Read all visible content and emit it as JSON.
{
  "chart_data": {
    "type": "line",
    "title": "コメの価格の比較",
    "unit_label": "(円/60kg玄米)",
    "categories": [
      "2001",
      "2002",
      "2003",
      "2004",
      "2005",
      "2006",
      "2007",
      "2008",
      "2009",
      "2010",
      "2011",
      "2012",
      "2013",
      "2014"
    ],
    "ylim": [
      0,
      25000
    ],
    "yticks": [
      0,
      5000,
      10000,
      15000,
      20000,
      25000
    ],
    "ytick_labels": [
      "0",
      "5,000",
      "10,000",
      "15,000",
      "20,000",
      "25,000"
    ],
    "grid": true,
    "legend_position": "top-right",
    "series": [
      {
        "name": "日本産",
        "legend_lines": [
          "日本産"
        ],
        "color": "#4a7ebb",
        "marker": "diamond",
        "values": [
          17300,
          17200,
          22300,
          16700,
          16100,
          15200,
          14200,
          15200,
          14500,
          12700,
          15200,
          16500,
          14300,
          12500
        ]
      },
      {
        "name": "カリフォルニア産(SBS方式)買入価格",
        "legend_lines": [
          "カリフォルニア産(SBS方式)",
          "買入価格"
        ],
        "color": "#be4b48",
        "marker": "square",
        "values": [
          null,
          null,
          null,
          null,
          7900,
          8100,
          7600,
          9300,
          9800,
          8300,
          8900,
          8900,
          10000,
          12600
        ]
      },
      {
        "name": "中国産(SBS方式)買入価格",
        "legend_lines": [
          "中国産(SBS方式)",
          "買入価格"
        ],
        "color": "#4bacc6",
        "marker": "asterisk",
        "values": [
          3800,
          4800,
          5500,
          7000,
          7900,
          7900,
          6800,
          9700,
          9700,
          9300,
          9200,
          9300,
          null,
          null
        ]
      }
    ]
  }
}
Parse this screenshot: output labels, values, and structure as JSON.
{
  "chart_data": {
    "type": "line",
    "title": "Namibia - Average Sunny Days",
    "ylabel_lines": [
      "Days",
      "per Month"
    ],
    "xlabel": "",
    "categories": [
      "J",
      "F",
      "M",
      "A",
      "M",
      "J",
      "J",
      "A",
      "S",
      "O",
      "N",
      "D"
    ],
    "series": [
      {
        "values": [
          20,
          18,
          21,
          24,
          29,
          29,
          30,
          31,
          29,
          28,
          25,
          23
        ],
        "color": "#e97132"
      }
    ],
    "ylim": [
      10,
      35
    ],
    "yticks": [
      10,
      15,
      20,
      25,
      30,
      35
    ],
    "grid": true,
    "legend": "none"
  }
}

#### WHAT YOU SHOULD DO
Generate an exact reproduction of all entries.

#### FINAL RESULT
Read all visible content and emit it as JSON.
{
  "chart_data": {
    "type": "line",
    "title": "コメの価格の比較",
    "unit_label": "(円/60kg玄米)",
    "categories": [
      "2001",
      "2002",
      "2003",
      "2004",
      "2005",
      "2006",
      "2007",
      "2008",
      "2009",
      "2010",
      "2011",
      "2012",
      "2013",
      "2014"
    ],
    "ylim": [
      0,
      25000
    ],
    "yticks": [
      0,
      5000,
      10000,
      15000,
      20000,
      25000
    ],
    "ytick_labels": [
      "0",
      "5,000",
      "10,000",
      "15,000",
      "20,000",
      "25,000"
    ],
    "grid": true,
    "legend_position": "top-right",
    "series": [
      {
        "name": "日本産",
        "legend_lines": [
          "日本産"
        ],
        "color": "#4a7ebb",
        "marker": "diamond",
        "values": [
          17300,
          17200,
          22300,
          16700,
          16100,
          15200,
          14200,
          15200,
          14500,
          12700,
          15200,
          16500,
          14300,
          12500
        ]
      },
      {
        "name": "カリフォルニア産(SBS方式)買入価格",
        "legend_lines": [
          "カリフォルニア産(SBS方式)",
          "買入価格"
        ],
        "color": "#be4b48",
        "marker": "square",
        "values": [
          null,
          null,
          null,
          null,
          7900,
          8100,
          7600,
          9300,
          9800,
          8300,
          8900,
          8900,
          10000,
          12600
        ]
      },
      {
        "name": "中国産(SBS方式)買入価格",
        "legend_lines": [
          "中国産(SBS方式)",
          "買入価格"
        ],
        "color": "#4bacc6",
        "marker": "asterisk",
        "values": [
          3800,
          4800,
          5500,
          7000,
          7900,
          7900,
          6800,
          9700,
          9700,
          9300,
          9200,
          9300,
          null,
          null
        ]
      }
    ]
  }
}
Parse this screenshot: output labels, values, and structure as JSON.
{
  "chart_data": {
    "type": "line",
    "title": "Namibia - Average Sunny Days",
    "ylabel_lines": [
      "Days",
      "per Month"
    ],
    "xlabel": "",
    "categories": [
      "J",
      "F",
      "M",
      "A",
      "M",
      "J",
      "J",
      "A",
      "S",
      "O",
      "N",
      "D"
    ],
    "series": [
      {
        "values": [
          20,
          18,
          21,
          24,
          29,
          29,
          30,
          31,
          29,
          28,
          25,
          23
        ],
        "color": "#e97132"
      }
    ],
    "ylim": [
      10,
      35
    ],
    "yticks": [
      10,
      15,
      20,
      25,
      30,
      35
    ],
    "grid": true,
    "legend": "none"
  }
}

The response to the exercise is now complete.